SET PROBLEM: Return, unchanged, the rows below starting with the one containing "Enumerate the UI" and ending with the one containing "detail-value: Pending review", including both.

DATASET RECORDS:
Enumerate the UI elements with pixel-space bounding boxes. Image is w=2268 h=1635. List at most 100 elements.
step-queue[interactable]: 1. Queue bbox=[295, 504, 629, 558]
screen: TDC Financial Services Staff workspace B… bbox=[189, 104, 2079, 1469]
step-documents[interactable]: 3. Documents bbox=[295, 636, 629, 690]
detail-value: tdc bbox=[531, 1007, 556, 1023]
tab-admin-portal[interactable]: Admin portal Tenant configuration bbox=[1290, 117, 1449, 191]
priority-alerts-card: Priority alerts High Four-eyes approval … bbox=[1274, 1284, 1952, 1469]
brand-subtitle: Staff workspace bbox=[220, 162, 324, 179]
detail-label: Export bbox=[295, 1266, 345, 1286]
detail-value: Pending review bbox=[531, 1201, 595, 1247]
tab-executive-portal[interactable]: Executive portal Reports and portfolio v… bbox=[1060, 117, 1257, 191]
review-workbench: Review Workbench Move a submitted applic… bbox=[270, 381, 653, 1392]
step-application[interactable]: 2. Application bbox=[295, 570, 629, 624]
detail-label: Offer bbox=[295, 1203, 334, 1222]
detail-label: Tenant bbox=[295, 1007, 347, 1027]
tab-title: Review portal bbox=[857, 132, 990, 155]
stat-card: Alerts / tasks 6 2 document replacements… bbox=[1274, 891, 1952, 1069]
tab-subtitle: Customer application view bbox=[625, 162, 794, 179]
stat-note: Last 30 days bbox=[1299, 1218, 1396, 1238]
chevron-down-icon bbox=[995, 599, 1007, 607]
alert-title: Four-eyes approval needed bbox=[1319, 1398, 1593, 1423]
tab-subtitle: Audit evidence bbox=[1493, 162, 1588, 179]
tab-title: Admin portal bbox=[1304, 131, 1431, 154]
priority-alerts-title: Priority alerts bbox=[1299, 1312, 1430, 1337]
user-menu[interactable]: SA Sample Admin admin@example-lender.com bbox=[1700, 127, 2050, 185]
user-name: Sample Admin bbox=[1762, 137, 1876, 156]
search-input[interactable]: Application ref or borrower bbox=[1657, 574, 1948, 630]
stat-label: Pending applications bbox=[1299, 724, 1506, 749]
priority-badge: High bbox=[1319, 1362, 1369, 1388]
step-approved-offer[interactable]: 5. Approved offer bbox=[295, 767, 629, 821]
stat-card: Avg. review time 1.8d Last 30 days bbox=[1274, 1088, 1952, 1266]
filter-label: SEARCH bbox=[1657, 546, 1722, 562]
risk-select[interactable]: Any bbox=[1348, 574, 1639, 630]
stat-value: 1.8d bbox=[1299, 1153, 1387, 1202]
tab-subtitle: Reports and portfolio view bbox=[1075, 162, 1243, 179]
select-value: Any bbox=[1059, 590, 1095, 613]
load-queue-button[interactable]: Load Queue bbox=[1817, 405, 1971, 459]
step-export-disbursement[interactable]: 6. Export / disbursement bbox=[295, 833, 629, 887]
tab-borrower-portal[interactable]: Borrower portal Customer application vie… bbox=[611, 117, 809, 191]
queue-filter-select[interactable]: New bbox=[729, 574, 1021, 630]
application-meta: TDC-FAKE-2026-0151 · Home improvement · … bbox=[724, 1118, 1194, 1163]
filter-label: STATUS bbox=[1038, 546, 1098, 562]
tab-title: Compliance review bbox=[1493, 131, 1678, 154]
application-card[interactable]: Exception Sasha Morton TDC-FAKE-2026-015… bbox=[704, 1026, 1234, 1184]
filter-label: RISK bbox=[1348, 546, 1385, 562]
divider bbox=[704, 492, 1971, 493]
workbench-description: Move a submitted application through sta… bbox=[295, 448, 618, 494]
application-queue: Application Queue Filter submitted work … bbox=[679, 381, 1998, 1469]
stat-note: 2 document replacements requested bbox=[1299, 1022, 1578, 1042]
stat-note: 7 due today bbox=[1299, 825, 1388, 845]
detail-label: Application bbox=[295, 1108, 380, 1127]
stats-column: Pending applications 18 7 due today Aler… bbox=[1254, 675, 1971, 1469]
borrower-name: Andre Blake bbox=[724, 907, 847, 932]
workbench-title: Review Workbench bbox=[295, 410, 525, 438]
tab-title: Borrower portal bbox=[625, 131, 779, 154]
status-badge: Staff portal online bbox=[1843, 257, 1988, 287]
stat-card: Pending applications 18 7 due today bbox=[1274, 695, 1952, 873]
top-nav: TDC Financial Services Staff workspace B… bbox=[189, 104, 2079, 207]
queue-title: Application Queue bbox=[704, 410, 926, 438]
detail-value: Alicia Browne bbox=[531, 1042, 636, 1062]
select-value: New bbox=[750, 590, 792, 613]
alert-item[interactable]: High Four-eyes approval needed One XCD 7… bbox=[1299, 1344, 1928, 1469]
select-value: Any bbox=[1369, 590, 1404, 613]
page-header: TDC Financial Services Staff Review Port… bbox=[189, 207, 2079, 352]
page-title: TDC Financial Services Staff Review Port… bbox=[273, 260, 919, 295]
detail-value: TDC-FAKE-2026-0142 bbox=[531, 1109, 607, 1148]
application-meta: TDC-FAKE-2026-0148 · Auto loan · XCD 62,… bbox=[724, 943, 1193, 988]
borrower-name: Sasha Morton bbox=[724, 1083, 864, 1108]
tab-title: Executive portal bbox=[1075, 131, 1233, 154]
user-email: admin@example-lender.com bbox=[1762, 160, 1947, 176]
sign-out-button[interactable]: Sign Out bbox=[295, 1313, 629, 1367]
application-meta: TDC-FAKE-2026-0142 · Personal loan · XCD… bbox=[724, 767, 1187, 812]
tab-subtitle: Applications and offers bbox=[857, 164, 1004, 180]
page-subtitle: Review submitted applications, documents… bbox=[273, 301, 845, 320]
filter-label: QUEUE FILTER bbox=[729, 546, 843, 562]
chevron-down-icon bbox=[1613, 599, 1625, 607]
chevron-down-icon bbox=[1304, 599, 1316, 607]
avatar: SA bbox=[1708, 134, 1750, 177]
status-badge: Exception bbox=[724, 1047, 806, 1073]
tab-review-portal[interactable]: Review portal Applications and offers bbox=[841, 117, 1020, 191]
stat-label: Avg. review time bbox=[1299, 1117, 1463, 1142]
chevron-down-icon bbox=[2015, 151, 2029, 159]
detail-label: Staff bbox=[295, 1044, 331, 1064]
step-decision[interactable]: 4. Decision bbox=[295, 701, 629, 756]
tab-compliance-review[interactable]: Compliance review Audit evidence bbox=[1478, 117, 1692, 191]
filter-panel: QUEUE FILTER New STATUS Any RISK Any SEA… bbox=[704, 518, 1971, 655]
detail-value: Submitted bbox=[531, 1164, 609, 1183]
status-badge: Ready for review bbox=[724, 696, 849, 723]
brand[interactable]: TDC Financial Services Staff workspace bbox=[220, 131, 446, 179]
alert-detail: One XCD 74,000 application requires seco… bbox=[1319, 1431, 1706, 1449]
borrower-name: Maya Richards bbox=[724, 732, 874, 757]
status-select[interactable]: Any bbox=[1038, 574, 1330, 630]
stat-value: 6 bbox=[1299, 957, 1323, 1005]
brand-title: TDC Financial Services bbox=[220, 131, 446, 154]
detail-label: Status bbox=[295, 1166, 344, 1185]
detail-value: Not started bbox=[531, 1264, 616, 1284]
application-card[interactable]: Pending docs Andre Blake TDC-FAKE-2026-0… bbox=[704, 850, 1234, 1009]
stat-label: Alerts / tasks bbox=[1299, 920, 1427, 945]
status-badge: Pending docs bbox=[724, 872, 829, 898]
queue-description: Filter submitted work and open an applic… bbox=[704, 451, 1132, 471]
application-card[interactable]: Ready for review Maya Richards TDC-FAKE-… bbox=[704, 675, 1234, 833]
---
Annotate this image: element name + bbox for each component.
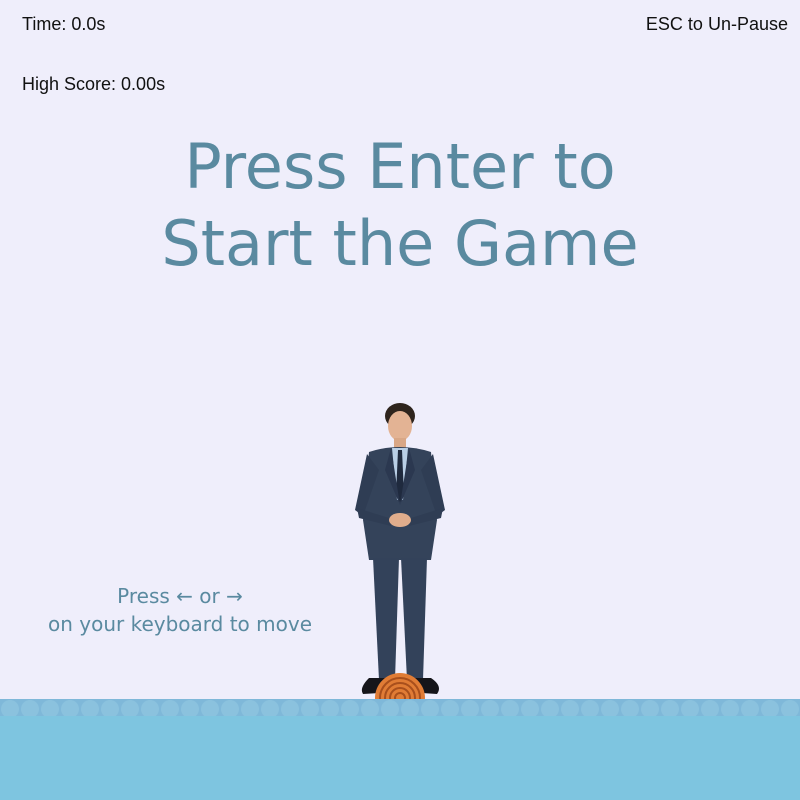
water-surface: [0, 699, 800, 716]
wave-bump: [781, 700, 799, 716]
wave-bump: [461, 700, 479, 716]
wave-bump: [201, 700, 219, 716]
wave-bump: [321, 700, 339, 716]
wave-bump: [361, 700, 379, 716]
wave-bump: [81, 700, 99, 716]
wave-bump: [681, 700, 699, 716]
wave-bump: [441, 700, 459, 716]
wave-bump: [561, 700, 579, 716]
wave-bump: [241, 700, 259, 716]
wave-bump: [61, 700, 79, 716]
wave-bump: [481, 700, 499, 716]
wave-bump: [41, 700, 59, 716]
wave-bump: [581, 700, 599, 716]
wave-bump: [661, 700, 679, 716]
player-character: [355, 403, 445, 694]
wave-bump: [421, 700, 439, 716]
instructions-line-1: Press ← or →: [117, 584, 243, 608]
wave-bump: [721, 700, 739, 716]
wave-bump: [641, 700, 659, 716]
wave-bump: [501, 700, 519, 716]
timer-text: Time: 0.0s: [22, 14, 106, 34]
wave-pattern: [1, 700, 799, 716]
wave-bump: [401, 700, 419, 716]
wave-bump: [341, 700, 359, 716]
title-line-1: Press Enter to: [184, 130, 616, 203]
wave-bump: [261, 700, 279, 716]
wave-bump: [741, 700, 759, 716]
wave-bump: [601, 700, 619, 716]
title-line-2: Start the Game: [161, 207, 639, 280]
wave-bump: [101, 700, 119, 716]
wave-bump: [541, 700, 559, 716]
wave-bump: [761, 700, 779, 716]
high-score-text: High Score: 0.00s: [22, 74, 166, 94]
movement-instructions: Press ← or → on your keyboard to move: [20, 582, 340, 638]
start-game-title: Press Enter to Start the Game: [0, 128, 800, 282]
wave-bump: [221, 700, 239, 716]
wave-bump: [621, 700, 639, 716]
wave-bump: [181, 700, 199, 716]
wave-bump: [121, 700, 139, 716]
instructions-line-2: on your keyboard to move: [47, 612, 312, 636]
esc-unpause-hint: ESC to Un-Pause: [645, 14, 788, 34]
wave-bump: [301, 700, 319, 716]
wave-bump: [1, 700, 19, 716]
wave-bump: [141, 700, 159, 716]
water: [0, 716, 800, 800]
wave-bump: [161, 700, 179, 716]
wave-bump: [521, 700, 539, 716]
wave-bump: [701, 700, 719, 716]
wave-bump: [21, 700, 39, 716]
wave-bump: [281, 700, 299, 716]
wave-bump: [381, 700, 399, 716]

EXERCISE ANSWER:
Enumerate the UI elements with pixel-space bounding boxes. Image is w=2268 h=1635. List at most 100 elements.
step-queue[interactable]: 1. Queue bbox=[295, 504, 629, 558]
screen: TDC Financial Services Staff workspace B… bbox=[189, 104, 2079, 1469]
step-documents[interactable]: 3. Documents bbox=[295, 636, 629, 690]
detail-value: tdc bbox=[531, 1007, 556, 1023]
tab-admin-portal[interactable]: Admin portal Tenant configuration bbox=[1290, 117, 1449, 191]
priority-alerts-card: Priority alerts High Four-eyes approval … bbox=[1274, 1284, 1952, 1469]
brand-subtitle: Staff workspace bbox=[220, 162, 324, 179]
detail-label: Export bbox=[295, 1266, 345, 1286]
detail-value: Pending review bbox=[531, 1201, 595, 1247]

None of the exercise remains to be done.